**Entries provided**.

________________

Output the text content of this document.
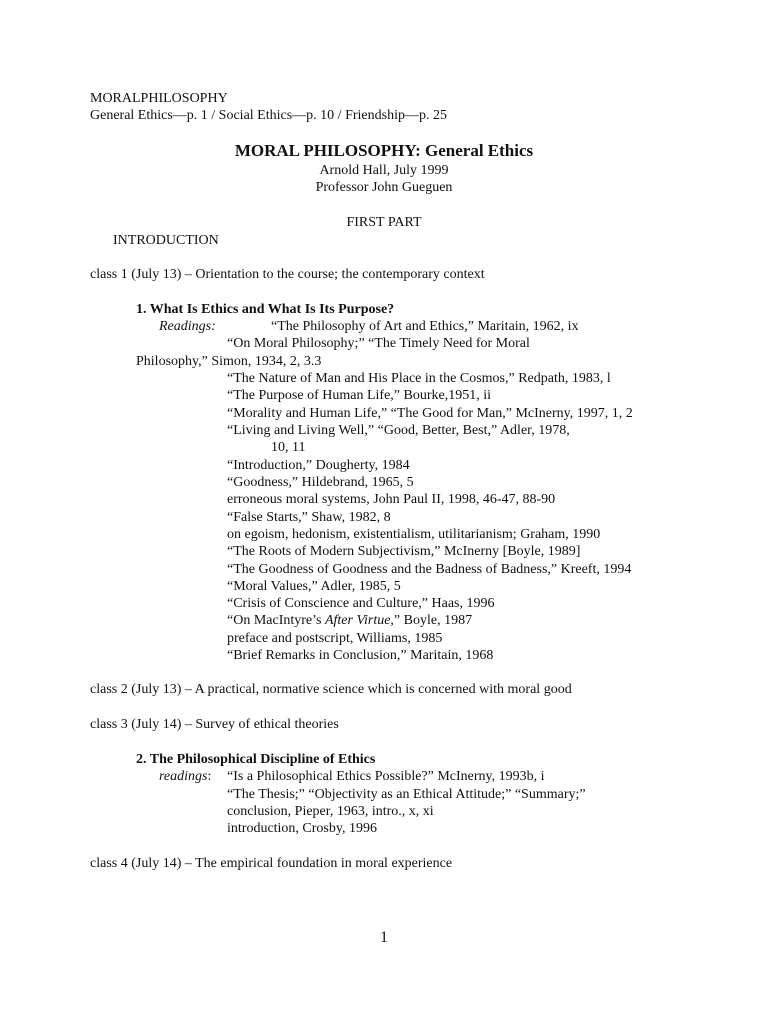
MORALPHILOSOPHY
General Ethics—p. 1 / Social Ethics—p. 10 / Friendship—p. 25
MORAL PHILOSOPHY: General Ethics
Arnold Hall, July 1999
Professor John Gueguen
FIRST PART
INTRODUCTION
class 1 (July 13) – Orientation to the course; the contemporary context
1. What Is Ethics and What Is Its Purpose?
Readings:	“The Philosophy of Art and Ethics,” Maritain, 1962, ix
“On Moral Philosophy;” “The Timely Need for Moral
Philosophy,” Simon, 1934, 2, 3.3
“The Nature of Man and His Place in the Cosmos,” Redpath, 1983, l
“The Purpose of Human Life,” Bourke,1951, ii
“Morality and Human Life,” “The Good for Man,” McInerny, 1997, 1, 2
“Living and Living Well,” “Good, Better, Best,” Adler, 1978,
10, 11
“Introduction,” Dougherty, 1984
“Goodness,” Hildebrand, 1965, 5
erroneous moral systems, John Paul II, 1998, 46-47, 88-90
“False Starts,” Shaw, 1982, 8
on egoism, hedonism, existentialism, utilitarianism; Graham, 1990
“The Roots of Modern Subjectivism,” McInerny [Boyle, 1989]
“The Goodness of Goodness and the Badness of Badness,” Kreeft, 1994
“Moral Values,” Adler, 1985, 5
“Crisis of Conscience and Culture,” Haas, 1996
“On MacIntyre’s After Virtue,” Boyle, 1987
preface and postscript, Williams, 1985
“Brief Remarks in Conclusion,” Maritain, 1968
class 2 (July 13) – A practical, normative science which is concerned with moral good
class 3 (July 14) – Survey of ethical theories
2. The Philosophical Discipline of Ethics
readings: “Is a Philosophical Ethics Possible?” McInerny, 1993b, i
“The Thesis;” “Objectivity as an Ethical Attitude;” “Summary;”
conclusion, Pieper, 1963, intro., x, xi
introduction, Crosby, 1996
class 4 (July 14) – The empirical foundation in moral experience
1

________________

**What you have to do**. Leave out the pictures and retype every line above exactly.

**Solution**.
Output the text content of this document.
MORALPHILOSOPHY
General Ethics—p. 1 / Social Ethics—p. 10 / Friendship—p. 25
MORAL PHILOSOPHY: General Ethics
Arnold Hall, July 1999
Professor John Gueguen
FIRST PART
INTRODUCTION
class 1 (July 13) – Orientation to the course; the contemporary context
1. What Is Ethics and What Is Its Purpose?
Readings:	“The Philosophy of Art and Ethics,” Maritain, 1962, ix
“On Moral Philosophy;” “The Timely Need for Moral
Philosophy,” Simon, 1934, 2, 3.3
“The Nature of Man and His Place in the Cosmos,” Redpath, 1983, l
“The Purpose of Human Life,” Bourke,1951, ii
“Morality and Human Life,” “The Good for Man,” McInerny, 1997, 1, 2
“Living and Living Well,” “Good, Better, Best,” Adler, 1978,
10, 11
“Introduction,” Dougherty, 1984
“Goodness,” Hildebrand, 1965, 5
erroneous moral systems, John Paul II, 1998, 46-47, 88-90
“False Starts,” Shaw, 1982, 8
on egoism, hedonism, existentialism, utilitarianism; Graham, 1990
“The Roots of Modern Subjectivism,” McInerny [Boyle, 1989]
“The Goodness of Goodness and the Badness of Badness,” Kreeft, 1994
“Moral Values,” Adler, 1985, 5
“Crisis of Conscience and Culture,” Haas, 1996
“On MacIntyre’s After Virtue,” Boyle, 1987
preface and postscript, Williams, 1985
“Brief Remarks in Conclusion,” Maritain, 1968
class 2 (July 13) – A practical, normative science which is concerned with moral good
class 3 (July 14) – Survey of ethical theories
2. The Philosophical Discipline of Ethics
readings: “Is a Philosophical Ethics Possible?” McInerny, 1993b, i
“The Thesis;” “Objectivity as an Ethical Attitude;” “Summary;”
conclusion, Pieper, 1963, intro., x, xi
introduction, Crosby, 1996
class 4 (July 14) – The empirical foundation in moral experience
1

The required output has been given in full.